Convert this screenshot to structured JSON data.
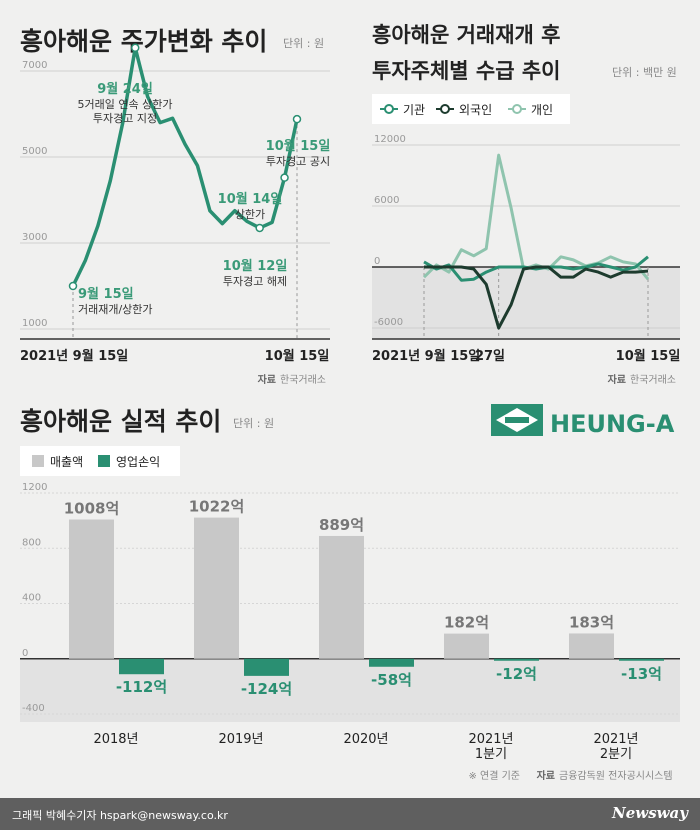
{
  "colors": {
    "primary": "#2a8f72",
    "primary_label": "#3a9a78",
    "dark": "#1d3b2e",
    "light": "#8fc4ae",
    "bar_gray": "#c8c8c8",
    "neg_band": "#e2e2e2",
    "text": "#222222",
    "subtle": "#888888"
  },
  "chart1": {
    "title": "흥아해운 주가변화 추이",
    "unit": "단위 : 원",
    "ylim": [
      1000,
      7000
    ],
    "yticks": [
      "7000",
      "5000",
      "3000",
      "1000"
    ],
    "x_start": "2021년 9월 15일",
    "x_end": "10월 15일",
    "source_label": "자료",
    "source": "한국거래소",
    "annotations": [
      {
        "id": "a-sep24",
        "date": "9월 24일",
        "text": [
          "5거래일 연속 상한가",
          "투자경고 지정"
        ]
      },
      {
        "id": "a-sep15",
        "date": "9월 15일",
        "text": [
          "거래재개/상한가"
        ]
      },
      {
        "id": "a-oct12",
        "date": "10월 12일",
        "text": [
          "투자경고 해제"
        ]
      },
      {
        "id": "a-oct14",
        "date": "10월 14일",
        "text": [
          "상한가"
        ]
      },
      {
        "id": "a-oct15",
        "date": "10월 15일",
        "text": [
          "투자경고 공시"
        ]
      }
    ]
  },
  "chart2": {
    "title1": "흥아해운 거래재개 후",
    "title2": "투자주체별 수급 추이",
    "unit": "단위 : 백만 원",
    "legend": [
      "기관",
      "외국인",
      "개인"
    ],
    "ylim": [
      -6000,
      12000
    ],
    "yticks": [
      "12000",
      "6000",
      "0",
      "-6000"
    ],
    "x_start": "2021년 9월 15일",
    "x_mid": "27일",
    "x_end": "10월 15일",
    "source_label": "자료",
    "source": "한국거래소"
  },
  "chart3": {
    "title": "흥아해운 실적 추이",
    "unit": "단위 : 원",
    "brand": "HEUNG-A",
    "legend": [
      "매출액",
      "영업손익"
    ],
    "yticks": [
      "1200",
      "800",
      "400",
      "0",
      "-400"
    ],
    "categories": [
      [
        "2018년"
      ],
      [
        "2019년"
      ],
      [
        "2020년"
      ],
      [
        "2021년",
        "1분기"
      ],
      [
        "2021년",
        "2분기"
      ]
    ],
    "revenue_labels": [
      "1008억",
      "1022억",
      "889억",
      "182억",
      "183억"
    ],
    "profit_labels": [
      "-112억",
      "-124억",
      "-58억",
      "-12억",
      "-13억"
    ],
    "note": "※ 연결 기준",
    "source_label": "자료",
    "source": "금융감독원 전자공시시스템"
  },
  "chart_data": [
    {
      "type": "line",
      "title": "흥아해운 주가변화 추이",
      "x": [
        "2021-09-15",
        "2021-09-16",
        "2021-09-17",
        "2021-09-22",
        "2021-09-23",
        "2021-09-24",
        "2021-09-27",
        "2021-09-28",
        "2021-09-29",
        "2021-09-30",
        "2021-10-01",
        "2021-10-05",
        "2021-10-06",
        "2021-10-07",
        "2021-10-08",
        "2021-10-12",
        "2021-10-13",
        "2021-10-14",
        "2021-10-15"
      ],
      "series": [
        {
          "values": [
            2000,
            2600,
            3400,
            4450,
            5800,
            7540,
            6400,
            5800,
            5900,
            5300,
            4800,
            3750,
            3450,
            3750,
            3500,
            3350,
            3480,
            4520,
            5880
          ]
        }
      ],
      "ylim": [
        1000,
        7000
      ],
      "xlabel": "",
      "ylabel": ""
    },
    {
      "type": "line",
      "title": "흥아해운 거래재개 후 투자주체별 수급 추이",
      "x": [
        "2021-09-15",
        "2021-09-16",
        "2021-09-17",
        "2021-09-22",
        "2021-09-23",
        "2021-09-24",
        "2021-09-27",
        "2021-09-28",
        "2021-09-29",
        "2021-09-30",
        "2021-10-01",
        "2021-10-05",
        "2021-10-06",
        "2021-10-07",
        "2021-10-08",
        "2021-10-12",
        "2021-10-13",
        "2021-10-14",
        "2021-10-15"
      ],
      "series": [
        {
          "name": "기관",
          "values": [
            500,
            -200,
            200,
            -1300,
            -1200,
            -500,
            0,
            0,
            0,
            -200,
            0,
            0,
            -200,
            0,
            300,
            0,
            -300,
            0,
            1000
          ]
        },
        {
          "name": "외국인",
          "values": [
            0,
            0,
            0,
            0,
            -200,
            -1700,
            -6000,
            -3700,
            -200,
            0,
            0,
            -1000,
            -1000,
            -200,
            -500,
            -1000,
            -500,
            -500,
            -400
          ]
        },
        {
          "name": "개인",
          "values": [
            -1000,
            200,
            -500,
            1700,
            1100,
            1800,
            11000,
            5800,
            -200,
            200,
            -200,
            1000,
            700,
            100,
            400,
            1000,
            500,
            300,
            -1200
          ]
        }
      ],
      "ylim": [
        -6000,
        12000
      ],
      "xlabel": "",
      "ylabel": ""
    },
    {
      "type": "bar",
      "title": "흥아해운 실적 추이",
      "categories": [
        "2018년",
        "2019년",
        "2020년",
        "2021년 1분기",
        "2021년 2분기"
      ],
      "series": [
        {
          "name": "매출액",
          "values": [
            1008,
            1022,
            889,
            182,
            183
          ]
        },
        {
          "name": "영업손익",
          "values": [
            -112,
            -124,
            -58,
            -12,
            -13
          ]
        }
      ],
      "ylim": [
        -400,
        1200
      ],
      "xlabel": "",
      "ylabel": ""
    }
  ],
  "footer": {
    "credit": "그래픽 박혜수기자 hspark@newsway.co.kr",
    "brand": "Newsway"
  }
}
---+---
The data should be printed again unchanged; leave its pictures out.

→ **Exercise answer**:
Convert this screenshot to structured JSON data.
{
  "colors": {
    "primary": "#2a8f72",
    "primary_label": "#3a9a78",
    "dark": "#1d3b2e",
    "light": "#8fc4ae",
    "bar_gray": "#c8c8c8",
    "neg_band": "#e2e2e2",
    "text": "#222222",
    "subtle": "#888888"
  },
  "chart1": {
    "title": "흥아해운 주가변화 추이",
    "unit": "단위 : 원",
    "ylim": [
      1000,
      7000
    ],
    "yticks": [
      "7000",
      "5000",
      "3000",
      "1000"
    ],
    "x_start": "2021년 9월 15일",
    "x_end": "10월 15일",
    "source_label": "자료",
    "source": "한국거래소",
    "annotations": [
      {
        "id": "a-sep24",
        "date": "9월 24일",
        "text": [
          "5거래일 연속 상한가",
          "투자경고 지정"
        ]
      },
      {
        "id": "a-sep15",
        "date": "9월 15일",
        "text": [
          "거래재개/상한가"
        ]
      },
      {
        "id": "a-oct12",
        "date": "10월 12일",
        "text": [
          "투자경고 해제"
        ]
      },
      {
        "id": "a-oct14",
        "date": "10월 14일",
        "text": [
          "상한가"
        ]
      },
      {
        "id": "a-oct15",
        "date": "10월 15일",
        "text": [
          "투자경고 공시"
        ]
      }
    ]
  },
  "chart2": {
    "title1": "흥아해운 거래재개 후",
    "title2": "투자주체별 수급 추이",
    "unit": "단위 : 백만 원",
    "legend": [
      "기관",
      "외국인",
      "개인"
    ],
    "ylim": [
      -6000,
      12000
    ],
    "yticks": [
      "12000",
      "6000",
      "0",
      "-6000"
    ],
    "x_start": "2021년 9월 15일",
    "x_mid": "27일",
    "x_end": "10월 15일",
    "source_label": "자료",
    "source": "한국거래소"
  },
  "chart3": {
    "title": "흥아해운 실적 추이",
    "unit": "단위 : 원",
    "brand": "HEUNG-A",
    "legend": [
      "매출액",
      "영업손익"
    ],
    "yticks": [
      "1200",
      "800",
      "400",
      "0",
      "-400"
    ],
    "categories": [
      [
        "2018년"
      ],
      [
        "2019년"
      ],
      [
        "2020년"
      ],
      [
        "2021년",
        "1분기"
      ],
      [
        "2021년",
        "2분기"
      ]
    ],
    "revenue_labels": [
      "1008억",
      "1022억",
      "889억",
      "182억",
      "183억"
    ],
    "profit_labels": [
      "-112억",
      "-124억",
      "-58억",
      "-12억",
      "-13억"
    ],
    "note": "※ 연결 기준",
    "source_label": "자료",
    "source": "금융감독원 전자공시시스템"
  },
  "chart_data": [
    {
      "type": "line",
      "title": "흥아해운 주가변화 추이",
      "x": [
        "2021-09-15",
        "2021-09-16",
        "2021-09-17",
        "2021-09-22",
        "2021-09-23",
        "2021-09-24",
        "2021-09-27",
        "2021-09-28",
        "2021-09-29",
        "2021-09-30",
        "2021-10-01",
        "2021-10-05",
        "2021-10-06",
        "2021-10-07",
        "2021-10-08",
        "2021-10-12",
        "2021-10-13",
        "2021-10-14",
        "2021-10-15"
      ],
      "series": [
        {
          "values": [
            2000,
            2600,
            3400,
            4450,
            5800,
            7540,
            6400,
            5800,
            5900,
            5300,
            4800,
            3750,
            3450,
            3750,
            3500,
            3350,
            3480,
            4520,
            5880
          ]
        }
      ],
      "ylim": [
        1000,
        7000
      ],
      "xlabel": "",
      "ylabel": ""
    },
    {
      "type": "line",
      "title": "흥아해운 거래재개 후 투자주체별 수급 추이",
      "x": [
        "2021-09-15",
        "2021-09-16",
        "2021-09-17",
        "2021-09-22",
        "2021-09-23",
        "2021-09-24",
        "2021-09-27",
        "2021-09-28",
        "2021-09-29",
        "2021-09-30",
        "2021-10-01",
        "2021-10-05",
        "2021-10-06",
        "2021-10-07",
        "2021-10-08",
        "2021-10-12",
        "2021-10-13",
        "2021-10-14",
        "2021-10-15"
      ],
      "series": [
        {
          "name": "기관",
          "values": [
            500,
            -200,
            200,
            -1300,
            -1200,
            -500,
            0,
            0,
            0,
            -200,
            0,
            0,
            -200,
            0,
            300,
            0,
            -300,
            0,
            1000
          ]
        },
        {
          "name": "외국인",
          "values": [
            0,
            0,
            0,
            0,
            -200,
            -1700,
            -6000,
            -3700,
            -200,
            0,
            0,
            -1000,
            -1000,
            -200,
            -500,
            -1000,
            -500,
            -500,
            -400
          ]
        },
        {
          "name": "개인",
          "values": [
            -1000,
            200,
            -500,
            1700,
            1100,
            1800,
            11000,
            5800,
            -200,
            200,
            -200,
            1000,
            700,
            100,
            400,
            1000,
            500,
            300,
            -1200
          ]
        }
      ],
      "ylim": [
        -6000,
        12000
      ],
      "xlabel": "",
      "ylabel": ""
    },
    {
      "type": "bar",
      "title": "흥아해운 실적 추이",
      "categories": [
        "2018년",
        "2019년",
        "2020년",
        "2021년 1분기",
        "2021년 2분기"
      ],
      "series": [
        {
          "name": "매출액",
          "values": [
            1008,
            1022,
            889,
            182,
            183
          ]
        },
        {
          "name": "영업손익",
          "values": [
            -112,
            -124,
            -58,
            -12,
            -13
          ]
        }
      ],
      "ylim": [
        -400,
        1200
      ],
      "xlabel": "",
      "ylabel": ""
    }
  ],
  "footer": {
    "credit": "그래픽 박혜수기자 hspark@newsway.co.kr",
    "brand": "Newsway"
  }
}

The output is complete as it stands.